## AIM
Turn the listing below into a numbered list. Start at its first line, stop after the line that contains "swh-value: 6.10: [201, 181, 222, 192]", and leave out any blank lines.

## SUPPLIED RECORDS

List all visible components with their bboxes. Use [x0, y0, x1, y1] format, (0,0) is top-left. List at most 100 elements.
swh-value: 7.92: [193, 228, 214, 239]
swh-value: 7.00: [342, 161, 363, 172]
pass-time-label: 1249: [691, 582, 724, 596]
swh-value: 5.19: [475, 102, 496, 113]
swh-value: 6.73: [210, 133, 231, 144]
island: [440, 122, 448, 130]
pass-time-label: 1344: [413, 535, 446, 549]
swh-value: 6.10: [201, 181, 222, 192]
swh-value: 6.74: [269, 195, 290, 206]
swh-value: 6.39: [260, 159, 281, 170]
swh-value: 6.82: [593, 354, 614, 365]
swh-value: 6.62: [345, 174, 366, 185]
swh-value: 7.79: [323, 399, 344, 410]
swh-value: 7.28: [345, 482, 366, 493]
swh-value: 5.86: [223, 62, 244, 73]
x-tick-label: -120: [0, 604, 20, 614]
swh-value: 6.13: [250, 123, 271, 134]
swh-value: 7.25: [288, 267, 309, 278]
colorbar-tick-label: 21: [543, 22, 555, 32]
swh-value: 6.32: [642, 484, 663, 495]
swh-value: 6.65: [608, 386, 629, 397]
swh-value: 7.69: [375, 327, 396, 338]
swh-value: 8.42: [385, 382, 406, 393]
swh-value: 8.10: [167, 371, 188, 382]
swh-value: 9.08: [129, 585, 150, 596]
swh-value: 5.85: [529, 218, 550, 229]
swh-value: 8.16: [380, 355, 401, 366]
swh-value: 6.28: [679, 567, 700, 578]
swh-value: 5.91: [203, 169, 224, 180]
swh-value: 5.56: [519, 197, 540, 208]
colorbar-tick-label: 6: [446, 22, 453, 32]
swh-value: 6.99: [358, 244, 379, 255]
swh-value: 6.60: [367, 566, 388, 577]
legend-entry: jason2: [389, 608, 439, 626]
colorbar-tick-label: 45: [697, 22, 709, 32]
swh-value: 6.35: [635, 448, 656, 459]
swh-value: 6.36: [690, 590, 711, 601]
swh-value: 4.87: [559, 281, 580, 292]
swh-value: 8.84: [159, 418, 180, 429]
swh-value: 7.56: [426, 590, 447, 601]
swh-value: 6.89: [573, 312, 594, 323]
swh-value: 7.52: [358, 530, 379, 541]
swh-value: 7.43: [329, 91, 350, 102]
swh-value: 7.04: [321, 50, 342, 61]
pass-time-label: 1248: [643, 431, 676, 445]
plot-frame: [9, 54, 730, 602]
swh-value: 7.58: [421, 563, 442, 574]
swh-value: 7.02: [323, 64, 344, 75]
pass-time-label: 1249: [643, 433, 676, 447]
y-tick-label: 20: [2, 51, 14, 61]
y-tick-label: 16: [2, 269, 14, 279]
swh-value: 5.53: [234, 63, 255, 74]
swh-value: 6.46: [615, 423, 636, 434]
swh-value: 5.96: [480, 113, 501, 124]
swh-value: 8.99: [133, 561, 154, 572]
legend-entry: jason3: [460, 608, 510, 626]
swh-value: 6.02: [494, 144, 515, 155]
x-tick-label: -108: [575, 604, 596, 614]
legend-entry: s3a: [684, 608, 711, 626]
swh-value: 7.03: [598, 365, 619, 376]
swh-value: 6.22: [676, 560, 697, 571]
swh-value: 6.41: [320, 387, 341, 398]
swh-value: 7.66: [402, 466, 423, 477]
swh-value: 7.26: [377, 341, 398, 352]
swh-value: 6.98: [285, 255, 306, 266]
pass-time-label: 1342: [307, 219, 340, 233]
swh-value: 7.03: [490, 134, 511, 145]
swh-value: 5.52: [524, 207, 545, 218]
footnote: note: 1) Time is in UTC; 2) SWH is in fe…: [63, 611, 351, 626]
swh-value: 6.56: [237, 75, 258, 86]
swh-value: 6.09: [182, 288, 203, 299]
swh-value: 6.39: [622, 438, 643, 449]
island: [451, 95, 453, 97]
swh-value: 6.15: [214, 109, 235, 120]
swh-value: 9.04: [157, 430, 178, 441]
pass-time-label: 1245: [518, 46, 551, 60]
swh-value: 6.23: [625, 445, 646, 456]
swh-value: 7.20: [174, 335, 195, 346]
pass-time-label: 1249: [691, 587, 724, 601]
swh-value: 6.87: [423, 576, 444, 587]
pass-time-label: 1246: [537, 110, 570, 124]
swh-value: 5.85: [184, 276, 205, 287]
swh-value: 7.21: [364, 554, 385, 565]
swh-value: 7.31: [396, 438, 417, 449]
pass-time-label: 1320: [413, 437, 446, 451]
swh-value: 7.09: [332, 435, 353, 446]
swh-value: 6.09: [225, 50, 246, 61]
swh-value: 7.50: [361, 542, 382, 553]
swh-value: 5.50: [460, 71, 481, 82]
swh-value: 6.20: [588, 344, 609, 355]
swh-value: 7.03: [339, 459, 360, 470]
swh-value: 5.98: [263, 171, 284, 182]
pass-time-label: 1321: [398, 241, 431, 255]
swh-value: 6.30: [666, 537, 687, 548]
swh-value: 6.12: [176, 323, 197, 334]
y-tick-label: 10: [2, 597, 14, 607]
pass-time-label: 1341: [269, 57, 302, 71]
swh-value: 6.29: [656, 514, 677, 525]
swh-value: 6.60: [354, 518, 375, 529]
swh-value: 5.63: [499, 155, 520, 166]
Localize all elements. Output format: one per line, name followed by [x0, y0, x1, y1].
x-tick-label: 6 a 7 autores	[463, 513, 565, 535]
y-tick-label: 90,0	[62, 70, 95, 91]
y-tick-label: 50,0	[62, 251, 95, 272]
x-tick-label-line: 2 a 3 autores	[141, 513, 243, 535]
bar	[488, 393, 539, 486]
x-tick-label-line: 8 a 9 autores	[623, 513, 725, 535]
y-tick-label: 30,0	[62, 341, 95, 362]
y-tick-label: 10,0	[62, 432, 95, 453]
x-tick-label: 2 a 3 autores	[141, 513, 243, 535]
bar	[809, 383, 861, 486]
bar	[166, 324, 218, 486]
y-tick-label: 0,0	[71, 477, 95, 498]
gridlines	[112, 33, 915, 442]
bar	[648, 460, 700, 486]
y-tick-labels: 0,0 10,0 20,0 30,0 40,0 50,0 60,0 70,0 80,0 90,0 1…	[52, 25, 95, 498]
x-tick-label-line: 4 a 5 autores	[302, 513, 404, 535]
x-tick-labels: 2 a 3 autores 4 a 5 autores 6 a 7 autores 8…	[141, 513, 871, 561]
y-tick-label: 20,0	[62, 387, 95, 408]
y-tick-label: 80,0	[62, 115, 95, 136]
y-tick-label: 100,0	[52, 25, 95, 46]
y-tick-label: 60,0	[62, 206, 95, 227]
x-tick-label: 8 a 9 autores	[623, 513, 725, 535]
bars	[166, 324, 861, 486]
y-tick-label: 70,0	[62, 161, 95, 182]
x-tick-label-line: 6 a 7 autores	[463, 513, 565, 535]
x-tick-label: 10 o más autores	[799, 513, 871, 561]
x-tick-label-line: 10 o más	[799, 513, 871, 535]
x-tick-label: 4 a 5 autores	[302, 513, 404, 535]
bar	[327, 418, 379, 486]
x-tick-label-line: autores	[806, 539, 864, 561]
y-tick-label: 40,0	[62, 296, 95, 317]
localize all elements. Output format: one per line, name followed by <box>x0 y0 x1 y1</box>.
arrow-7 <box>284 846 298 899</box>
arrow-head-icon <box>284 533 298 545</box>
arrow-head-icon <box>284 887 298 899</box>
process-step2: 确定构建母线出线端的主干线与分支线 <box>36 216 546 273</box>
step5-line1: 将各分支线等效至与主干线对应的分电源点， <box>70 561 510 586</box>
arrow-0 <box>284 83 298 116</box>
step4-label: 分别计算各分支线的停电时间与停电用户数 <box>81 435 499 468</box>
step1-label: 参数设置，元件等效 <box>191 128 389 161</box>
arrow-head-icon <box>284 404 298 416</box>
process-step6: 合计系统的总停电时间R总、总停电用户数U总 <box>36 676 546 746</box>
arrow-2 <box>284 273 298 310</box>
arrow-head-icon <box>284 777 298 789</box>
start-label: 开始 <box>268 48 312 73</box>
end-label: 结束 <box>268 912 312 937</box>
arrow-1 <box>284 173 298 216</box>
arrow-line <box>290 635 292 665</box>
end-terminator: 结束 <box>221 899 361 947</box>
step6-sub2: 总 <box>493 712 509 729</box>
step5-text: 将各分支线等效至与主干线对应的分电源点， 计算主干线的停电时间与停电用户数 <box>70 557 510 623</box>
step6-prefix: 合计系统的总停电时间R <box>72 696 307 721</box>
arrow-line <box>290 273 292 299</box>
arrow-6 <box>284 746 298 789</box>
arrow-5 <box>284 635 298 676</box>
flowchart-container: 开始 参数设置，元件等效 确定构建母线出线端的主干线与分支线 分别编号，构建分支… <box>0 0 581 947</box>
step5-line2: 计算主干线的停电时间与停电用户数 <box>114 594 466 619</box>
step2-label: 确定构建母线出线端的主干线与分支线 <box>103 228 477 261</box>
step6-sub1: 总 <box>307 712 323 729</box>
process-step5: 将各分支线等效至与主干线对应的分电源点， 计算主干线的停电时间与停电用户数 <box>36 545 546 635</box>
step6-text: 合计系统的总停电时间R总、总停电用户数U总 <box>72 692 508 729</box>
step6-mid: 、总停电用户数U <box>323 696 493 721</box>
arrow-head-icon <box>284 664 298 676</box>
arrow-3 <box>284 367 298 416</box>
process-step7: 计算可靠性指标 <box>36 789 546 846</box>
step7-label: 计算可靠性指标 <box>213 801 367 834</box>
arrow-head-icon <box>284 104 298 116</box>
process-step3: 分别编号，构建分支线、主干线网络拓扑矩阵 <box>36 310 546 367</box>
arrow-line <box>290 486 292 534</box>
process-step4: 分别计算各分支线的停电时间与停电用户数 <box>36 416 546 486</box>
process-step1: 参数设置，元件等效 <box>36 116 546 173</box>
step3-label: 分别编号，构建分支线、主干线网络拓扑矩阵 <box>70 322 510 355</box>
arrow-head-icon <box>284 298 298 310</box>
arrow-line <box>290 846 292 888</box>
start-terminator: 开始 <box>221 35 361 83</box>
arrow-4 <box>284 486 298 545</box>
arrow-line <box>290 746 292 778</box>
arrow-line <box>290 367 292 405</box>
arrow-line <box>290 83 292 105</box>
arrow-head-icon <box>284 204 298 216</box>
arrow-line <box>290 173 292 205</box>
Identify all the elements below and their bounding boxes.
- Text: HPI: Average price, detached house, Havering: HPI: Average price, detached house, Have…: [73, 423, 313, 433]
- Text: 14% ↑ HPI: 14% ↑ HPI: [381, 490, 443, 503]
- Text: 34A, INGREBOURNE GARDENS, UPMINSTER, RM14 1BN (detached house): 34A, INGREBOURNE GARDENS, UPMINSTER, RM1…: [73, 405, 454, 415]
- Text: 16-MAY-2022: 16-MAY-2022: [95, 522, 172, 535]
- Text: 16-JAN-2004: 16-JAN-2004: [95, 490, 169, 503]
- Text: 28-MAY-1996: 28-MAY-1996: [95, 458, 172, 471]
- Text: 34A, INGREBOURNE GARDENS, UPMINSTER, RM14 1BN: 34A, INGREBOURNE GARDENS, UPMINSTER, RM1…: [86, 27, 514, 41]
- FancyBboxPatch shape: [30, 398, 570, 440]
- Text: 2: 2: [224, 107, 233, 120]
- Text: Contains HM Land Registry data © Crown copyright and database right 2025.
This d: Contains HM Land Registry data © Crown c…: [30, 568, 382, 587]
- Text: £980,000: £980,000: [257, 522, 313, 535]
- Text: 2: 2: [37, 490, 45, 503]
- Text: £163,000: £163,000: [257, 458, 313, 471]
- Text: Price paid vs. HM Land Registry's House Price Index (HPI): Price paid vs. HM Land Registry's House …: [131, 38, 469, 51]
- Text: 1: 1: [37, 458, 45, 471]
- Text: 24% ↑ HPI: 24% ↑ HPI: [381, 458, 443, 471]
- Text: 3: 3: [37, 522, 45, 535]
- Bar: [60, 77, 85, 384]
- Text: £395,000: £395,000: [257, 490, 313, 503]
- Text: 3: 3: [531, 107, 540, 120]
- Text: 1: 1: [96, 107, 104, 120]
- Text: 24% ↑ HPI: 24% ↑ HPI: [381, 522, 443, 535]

## RESULT
1. List all visible components with their bboxes. Use [x0, y0, x1, y1] format, (0,0) is top-left. List at most 100 elements.
2. swh-value: 7.92: [193, 228, 214, 239]
3. swh-value: 7.00: [342, 161, 363, 172]
4. pass-time-label: 1249: [691, 582, 724, 596]
5. swh-value: 5.19: [475, 102, 496, 113]
6. swh-value: 6.73: [210, 133, 231, 144]
7. island: [440, 122, 448, 130]
8. pass-time-label: 1344: [413, 535, 446, 549]
9. swh-value: 6.10: [201, 181, 222, 192]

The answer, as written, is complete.